**Set exercise:** Once the pictures are set aside, transcribe the remaining data exactly.

**Given data:**

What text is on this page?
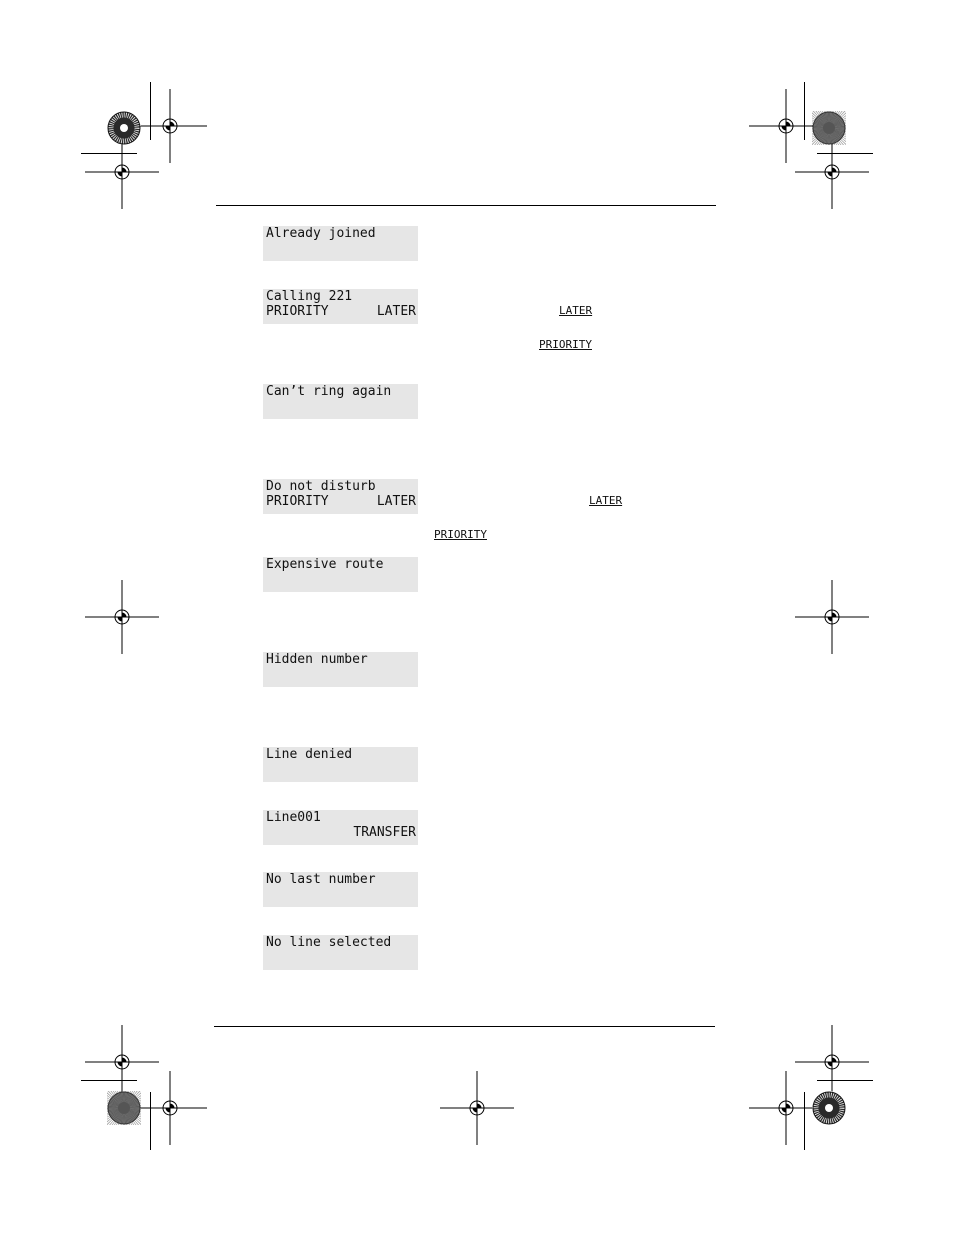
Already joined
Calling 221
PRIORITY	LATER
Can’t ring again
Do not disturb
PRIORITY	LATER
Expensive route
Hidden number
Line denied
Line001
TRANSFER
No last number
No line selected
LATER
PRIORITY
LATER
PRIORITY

**Full output:**
What text is on this page?
Already joined
Calling 221
PRIORITY	LATER
Can’t ring again
Do not disturb
PRIORITY	LATER
Expensive route
Hidden number
Line denied
Line001
TRANSFER
No last number
No line selected
LATER
PRIORITY
LATER
PRIORITY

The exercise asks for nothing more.